_What you should do:_ A verbatim copy of the records is required, with all pictures left out.

_Data for this task:_
- - -
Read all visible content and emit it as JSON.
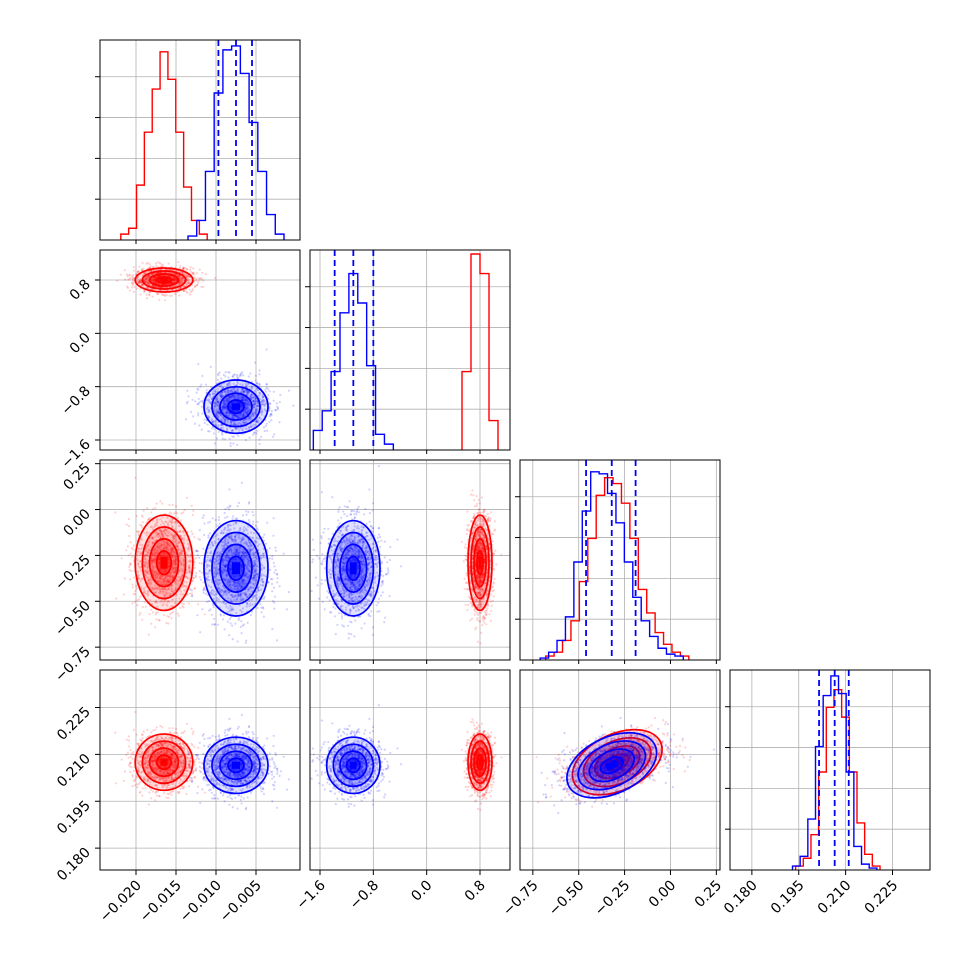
{
  "chart_data": {
    "type": "corner",
    "grid": true,
    "series": [
      {
        "color": "#ff0000",
        "mean": [
          -0.0165,
          0.8,
          -0.29,
          0.2075
        ],
        "std": [
          0.0018,
          0.09,
          0.13,
          0.0045
        ],
        "hist_shape": [
          [
            0.03,
            0.06,
            0.28,
            0.55,
            0.77,
            0.96,
            0.82,
            0.55,
            0.27,
            0.1,
            0.03
          ],
          [
            0.4,
            1.0,
            0.9,
            0.15
          ],
          [
            0.02,
            0.04,
            0.1,
            0.2,
            0.4,
            0.62,
            0.84,
            0.93,
            0.9,
            0.8,
            0.62,
            0.36,
            0.24,
            0.14,
            0.08,
            0.04,
            0.02
          ],
          [
            0.02,
            0.06,
            0.18,
            0.5,
            0.83,
            0.92,
            0.78,
            0.5,
            0.24,
            0.08,
            0.02
          ]
        ]
      },
      {
        "color": "#0000ff",
        "mean": [
          -0.0075,
          -1.1,
          -0.32,
          0.2065
        ],
        "std": [
          0.002,
          0.2,
          0.13,
          0.0045
        ],
        "quantiles": [
          [
            -0.0097,
            -0.0075,
            -0.0055
          ],
          [
            -1.38,
            -1.1,
            -0.8
          ],
          [
            -0.46,
            -0.32,
            -0.19
          ],
          [
            0.2015,
            0.2065,
            0.211
          ]
        ],
        "hist_shape": [
          [
            0.02,
            0.1,
            0.35,
            0.75,
            0.97,
            0.99,
            0.85,
            0.6,
            0.35,
            0.13,
            0.03
          ],
          [
            0.1,
            0.2,
            0.4,
            0.7,
            0.9,
            0.75,
            0.43,
            0.08,
            0.03
          ],
          [
            0.01,
            0.04,
            0.1,
            0.22,
            0.5,
            0.76,
            0.96,
            0.95,
            0.85,
            0.7,
            0.5,
            0.32,
            0.2,
            0.12,
            0.06,
            0.03,
            0.02
          ],
          [
            0.02,
            0.07,
            0.26,
            0.63,
            0.89,
            0.99,
            0.9,
            0.5,
            0.12,
            0.03,
            0.01
          ]
        ]
      }
    ],
    "axes": [
      {
        "range": [
          -0.0245,
          0.0005
        ],
        "ticks": [
          "−0.020",
          "−0.015",
          "−0.010",
          "−0.005"
        ],
        "tick_values": [
          -0.02,
          -0.015,
          -0.01,
          -0.005
        ]
      },
      {
        "range": [
          -1.75,
          1.25
        ],
        "ticks": [
          "−1.6",
          "−0.8",
          "0.0",
          "0.8"
        ],
        "tick_values": [
          -1.6,
          -0.8,
          0.0,
          0.8
        ]
      },
      {
        "range": [
          -0.82,
          0.27
        ],
        "ticks": [
          "−0.75",
          "−0.50",
          "−0.25",
          "0.00",
          "0.25"
        ],
        "tick_values": [
          -0.75,
          -0.5,
          -0.25,
          0.0,
          0.25
        ]
      },
      {
        "range": [
          0.173,
          0.237
        ],
        "ticks": [
          "0.180",
          "0.195",
          "0.210",
          "0.225"
        ],
        "tick_values": [
          0.18,
          0.195,
          0.21,
          0.225
        ]
      }
    ],
    "title": "",
    "xlabel": "",
    "ylabel": ""
  }
}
- - -
_Worked answer:_
Read all visible content and emit it as JSON.
{
  "chart_data": {
    "type": "corner",
    "grid": true,
    "series": [
      {
        "color": "#ff0000",
        "mean": [
          -0.0165,
          0.8,
          -0.29,
          0.2075
        ],
        "std": [
          0.0018,
          0.09,
          0.13,
          0.0045
        ],
        "hist_shape": [
          [
            0.03,
            0.06,
            0.28,
            0.55,
            0.77,
            0.96,
            0.82,
            0.55,
            0.27,
            0.1,
            0.03
          ],
          [
            0.4,
            1.0,
            0.9,
            0.15
          ],
          [
            0.02,
            0.04,
            0.1,
            0.2,
            0.4,
            0.62,
            0.84,
            0.93,
            0.9,
            0.8,
            0.62,
            0.36,
            0.24,
            0.14,
            0.08,
            0.04,
            0.02
          ],
          [
            0.02,
            0.06,
            0.18,
            0.5,
            0.83,
            0.92,
            0.78,
            0.5,
            0.24,
            0.08,
            0.02
          ]
        ]
      },
      {
        "color": "#0000ff",
        "mean": [
          -0.0075,
          -1.1,
          -0.32,
          0.2065
        ],
        "std": [
          0.002,
          0.2,
          0.13,
          0.0045
        ],
        "quantiles": [
          [
            -0.0097,
            -0.0075,
            -0.0055
          ],
          [
            -1.38,
            -1.1,
            -0.8
          ],
          [
            -0.46,
            -0.32,
            -0.19
          ],
          [
            0.2015,
            0.2065,
            0.211
          ]
        ],
        "hist_shape": [
          [
            0.02,
            0.1,
            0.35,
            0.75,
            0.97,
            0.99,
            0.85,
            0.6,
            0.35,
            0.13,
            0.03
          ],
          [
            0.1,
            0.2,
            0.4,
            0.7,
            0.9,
            0.75,
            0.43,
            0.08,
            0.03
          ],
          [
            0.01,
            0.04,
            0.1,
            0.22,
            0.5,
            0.76,
            0.96,
            0.95,
            0.85,
            0.7,
            0.5,
            0.32,
            0.2,
            0.12,
            0.06,
            0.03,
            0.02
          ],
          [
            0.02,
            0.07,
            0.26,
            0.63,
            0.89,
            0.99,
            0.9,
            0.5,
            0.12,
            0.03,
            0.01
          ]
        ]
      }
    ],
    "axes": [
      {
        "range": [
          -0.0245,
          0.0005
        ],
        "ticks": [
          "−0.020",
          "−0.015",
          "−0.010",
          "−0.005"
        ],
        "tick_values": [
          -0.02,
          -0.015,
          -0.01,
          -0.005
        ]
      },
      {
        "range": [
          -1.75,
          1.25
        ],
        "ticks": [
          "−1.6",
          "−0.8",
          "0.0",
          "0.8"
        ],
        "tick_values": [
          -1.6,
          -0.8,
          0.0,
          0.8
        ]
      },
      {
        "range": [
          -0.82,
          0.27
        ],
        "ticks": [
          "−0.75",
          "−0.50",
          "−0.25",
          "0.00",
          "0.25"
        ],
        "tick_values": [
          -0.75,
          -0.5,
          -0.25,
          0.0,
          0.25
        ]
      },
      {
        "range": [
          0.173,
          0.237
        ],
        "ticks": [
          "0.180",
          "0.195",
          "0.210",
          "0.225"
        ],
        "tick_values": [
          0.18,
          0.195,
          0.21,
          0.225
        ]
      }
    ],
    "title": "",
    "xlabel": "",
    "ylabel": ""
  }
}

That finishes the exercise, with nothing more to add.